Repeat the full listing below verbatim and keep the images out.
+++ RECORDED INFORMATION
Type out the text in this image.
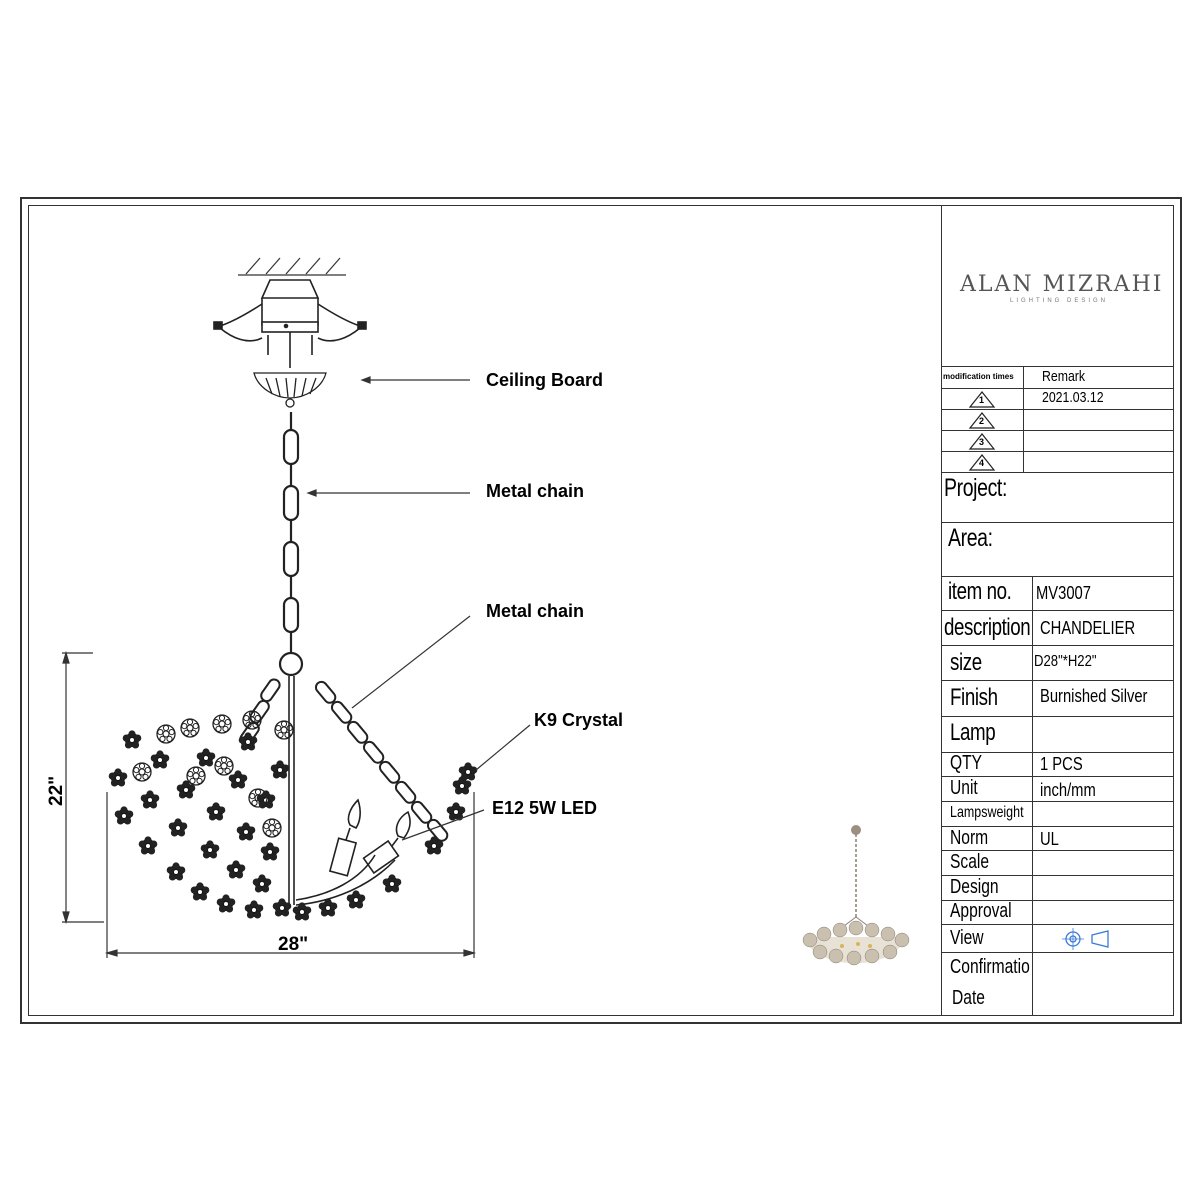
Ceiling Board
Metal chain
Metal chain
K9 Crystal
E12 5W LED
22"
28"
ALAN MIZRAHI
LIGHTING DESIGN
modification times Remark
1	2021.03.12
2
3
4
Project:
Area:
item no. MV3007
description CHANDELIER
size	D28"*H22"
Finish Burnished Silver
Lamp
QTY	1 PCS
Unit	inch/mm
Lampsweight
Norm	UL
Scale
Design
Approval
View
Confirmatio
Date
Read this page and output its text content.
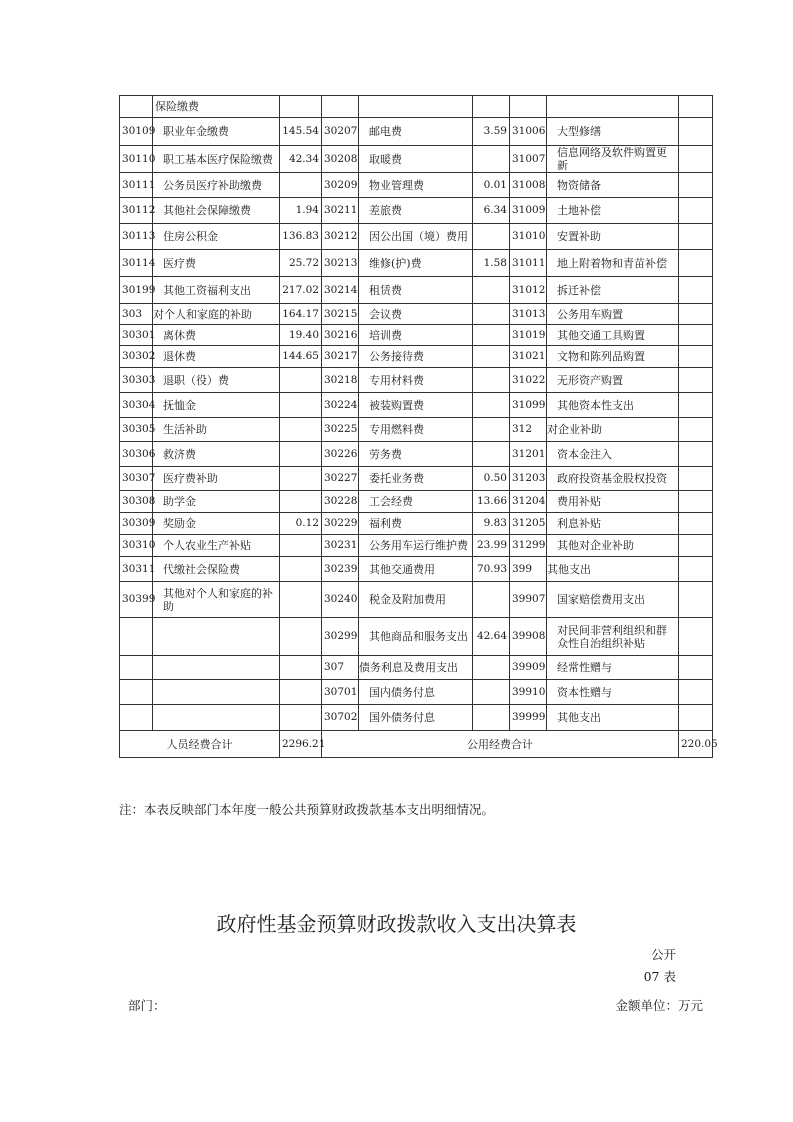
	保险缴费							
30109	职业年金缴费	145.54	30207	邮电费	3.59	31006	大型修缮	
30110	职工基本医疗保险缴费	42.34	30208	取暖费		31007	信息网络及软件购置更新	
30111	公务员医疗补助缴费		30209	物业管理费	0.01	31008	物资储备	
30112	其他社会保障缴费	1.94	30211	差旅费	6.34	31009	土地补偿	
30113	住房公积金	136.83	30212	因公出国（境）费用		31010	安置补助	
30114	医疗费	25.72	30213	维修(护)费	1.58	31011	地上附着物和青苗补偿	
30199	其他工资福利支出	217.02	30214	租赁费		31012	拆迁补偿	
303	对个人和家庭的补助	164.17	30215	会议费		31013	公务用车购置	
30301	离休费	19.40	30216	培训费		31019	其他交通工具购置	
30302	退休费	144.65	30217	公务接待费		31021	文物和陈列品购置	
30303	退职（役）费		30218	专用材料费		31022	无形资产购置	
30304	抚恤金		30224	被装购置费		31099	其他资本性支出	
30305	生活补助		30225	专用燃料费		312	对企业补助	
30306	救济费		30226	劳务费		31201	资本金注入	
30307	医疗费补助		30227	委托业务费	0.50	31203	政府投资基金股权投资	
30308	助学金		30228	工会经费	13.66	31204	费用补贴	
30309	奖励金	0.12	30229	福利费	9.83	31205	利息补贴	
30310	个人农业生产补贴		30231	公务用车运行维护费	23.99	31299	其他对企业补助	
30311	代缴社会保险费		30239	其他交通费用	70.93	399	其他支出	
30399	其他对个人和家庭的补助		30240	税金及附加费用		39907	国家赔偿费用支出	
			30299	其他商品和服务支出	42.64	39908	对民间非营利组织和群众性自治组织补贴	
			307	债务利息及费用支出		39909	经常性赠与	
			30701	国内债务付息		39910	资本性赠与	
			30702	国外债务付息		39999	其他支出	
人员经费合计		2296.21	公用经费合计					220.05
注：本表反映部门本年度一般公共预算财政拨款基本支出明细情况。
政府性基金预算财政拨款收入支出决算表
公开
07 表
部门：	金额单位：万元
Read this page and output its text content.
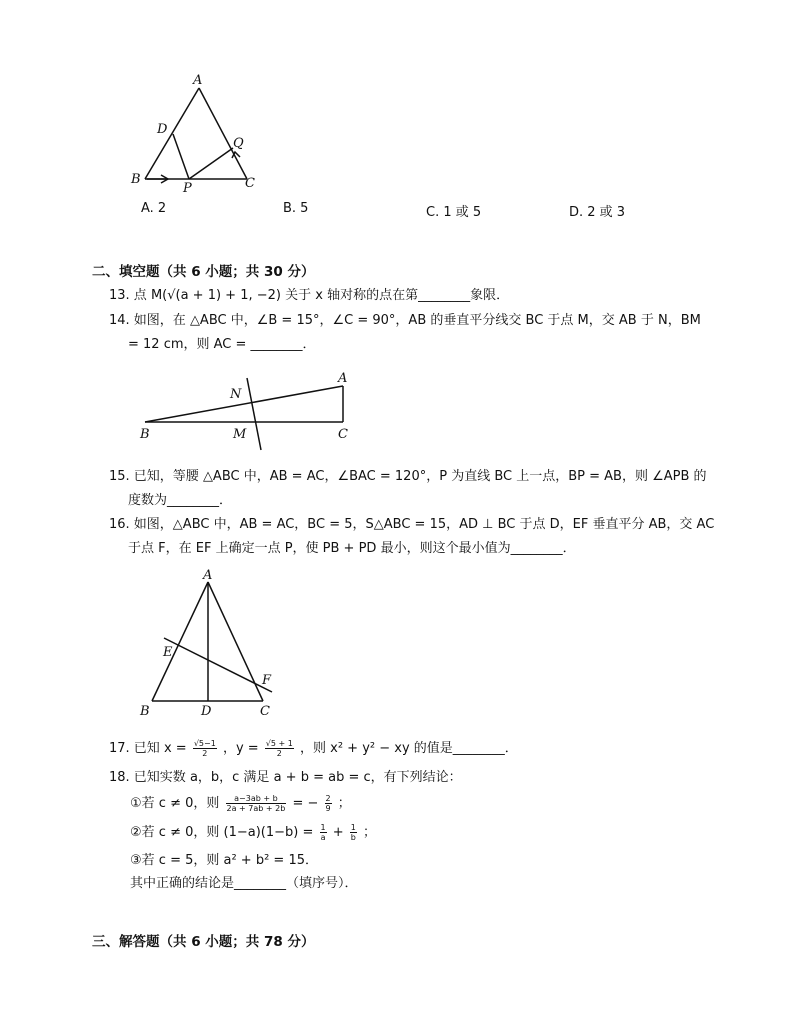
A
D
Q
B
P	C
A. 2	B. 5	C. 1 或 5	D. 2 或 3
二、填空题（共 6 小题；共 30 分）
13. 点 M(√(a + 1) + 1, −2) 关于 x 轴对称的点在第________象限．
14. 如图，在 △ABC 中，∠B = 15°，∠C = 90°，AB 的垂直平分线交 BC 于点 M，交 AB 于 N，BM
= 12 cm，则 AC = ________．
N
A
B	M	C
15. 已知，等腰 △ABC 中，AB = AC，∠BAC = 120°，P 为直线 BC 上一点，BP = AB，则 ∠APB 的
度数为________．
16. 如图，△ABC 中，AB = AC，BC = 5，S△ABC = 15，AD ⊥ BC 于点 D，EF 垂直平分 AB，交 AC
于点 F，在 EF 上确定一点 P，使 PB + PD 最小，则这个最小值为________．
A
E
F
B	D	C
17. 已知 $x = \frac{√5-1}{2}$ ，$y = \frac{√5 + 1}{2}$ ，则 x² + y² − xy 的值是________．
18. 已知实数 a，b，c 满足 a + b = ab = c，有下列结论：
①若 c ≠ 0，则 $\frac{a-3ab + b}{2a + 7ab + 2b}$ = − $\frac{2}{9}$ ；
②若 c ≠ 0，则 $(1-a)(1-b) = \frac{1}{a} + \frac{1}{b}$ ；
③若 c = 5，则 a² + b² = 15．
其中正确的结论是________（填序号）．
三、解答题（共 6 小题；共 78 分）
++++++
_FULL SOLUTION_
Type out the text in this image.
Ceiling Board
Metal chain
Metal chain
K9 Crystal
E12 5W LED
22"
28"
ALAN MIZRAHI
LIGHTING DESIGN
modification times Remark
1	2021.03.12
2
3
4
Project:
Area:
item no. MV3007
description CHANDELIER
size	D28"*H22"
Finish Burnished Silver
Lamp
QTY	1 PCS
Unit	inch/mm
Lampsweight
Norm	UL
Scale
Design
Approval
View
Confirmatio
Date
Read this page and output its text content.
	保险缴费							
30109	职业年金缴费	145.54	30207	邮电费	3.59	31006	大型修缮	
30110	职工基本医疗保险缴费	42.34	30208	取暖费		31007	信息网络及软件购置更新	
30111	公务员医疗补助缴费		30209	物业管理费	0.01	31008	物资储备	
30112	其他社会保障缴费	1.94	30211	差旅费	6.34	31009	土地补偿	
30113	住房公积金	136.83	30212	因公出国（境）费用		31010	安置补助	
30114	医疗费	25.72	30213	维修(护)费	1.58	31011	地上附着物和青苗补偿	
30199	其他工资福利支出	217.02	30214	租赁费		31012	拆迁补偿	
303	对个人和家庭的补助	164.17	30215	会议费		31013	公务用车购置	
30301	离休费	19.40	30216	培训费		31019	其他交通工具购置	
30302	退休费	144.65	30217	公务接待费		31021	文物和陈列品购置	
30303	退职（役）费		30218	专用材料费		31022	无形资产购置	
30304	抚恤金		30224	被装购置费		31099	其他资本性支出	
30305	生活补助		30225	专用燃料费		312	对企业补助	
30306	救济费		30226	劳务费		31201	资本金注入	
30307	医疗费补助		30227	委托业务费	0.50	31203	政府投资基金股权投资	
30308	助学金		30228	工会经费	13.66	31204	费用补贴	
30309	奖励金	0.12	30229	福利费	9.83	31205	利息补贴	
30310	个人农业生产补贴		30231	公务用车运行维护费	23.99	31299	其他对企业补助	
30311	代缴社会保险费		30239	其他交通费用	70.93	399	其他支出	
30399	其他对个人和家庭的补助		30240	税金及附加费用		39907	国家赔偿费用支出	
			30299	其他商品和服务支出	42.64	39908	对民间非营利组织和群众性自治组织补贴	
			307	债务利息及费用支出		39909	经常性赠与	
			30701	国内债务付息		39910	资本性赠与	
			30702	国外债务付息		39999	其他支出	
人员经费合计		2296.21	公用经费合计					220.05
注：本表反映部门本年度一般公共预算财政拨款基本支出明细情况。
政府性基金预算财政拨款收入支出决算表
公开
07 表
部门：	金额单位：万元
Read this page and output its text content.
A
D
Q
B
P	C
A. 2	B. 5	C. 1 或 5	D. 2 或 3
二、填空题（共 6 小题；共 30 分）
13. 点 M(√(a + 1) + 1, −2) 关于 x 轴对称的点在第________象限．
14. 如图，在 △ABC 中，∠B = 15°，∠C = 90°，AB 的垂直平分线交 BC 于点 M，交 AB 于 N，BM
= 12 cm，则 AC = ________．
N
A
B	M	C
15. 已知，等腰 △ABC 中，AB = AC，∠BAC = 120°，P 为直线 BC 上一点，BP = AB，则 ∠APB 的
度数为________．
16. 如图，△ABC 中，AB = AC，BC = 5，S△ABC = 15，AD ⊥ BC 于点 D，EF 垂直平分 AB，交 AC
于点 F，在 EF 上确定一点 P，使 PB + PD 最小，则这个最小值为________．
A
E
F
B	D	C
17. 已知 $x = \frac{√5-1}{2}$ ，$y = \frac{√5 + 1}{2}$ ，则 x² + y² − xy 的值是________．
18. 已知实数 a，b，c 满足 a + b = ab = c，有下列结论：
①若 c ≠ 0，则 $\frac{a-3ab + b}{2a + 7ab + 2b}$ = − $\frac{2}{9}$ ；
②若 c ≠ 0，则 $(1-a)(1-b) = \frac{1}{a} + \frac{1}{b}$ ；
③若 c = 5，则 a² + b² = 15．
其中正确的结论是________（填序号）．
三、解答题（共 6 小题；共 78 分）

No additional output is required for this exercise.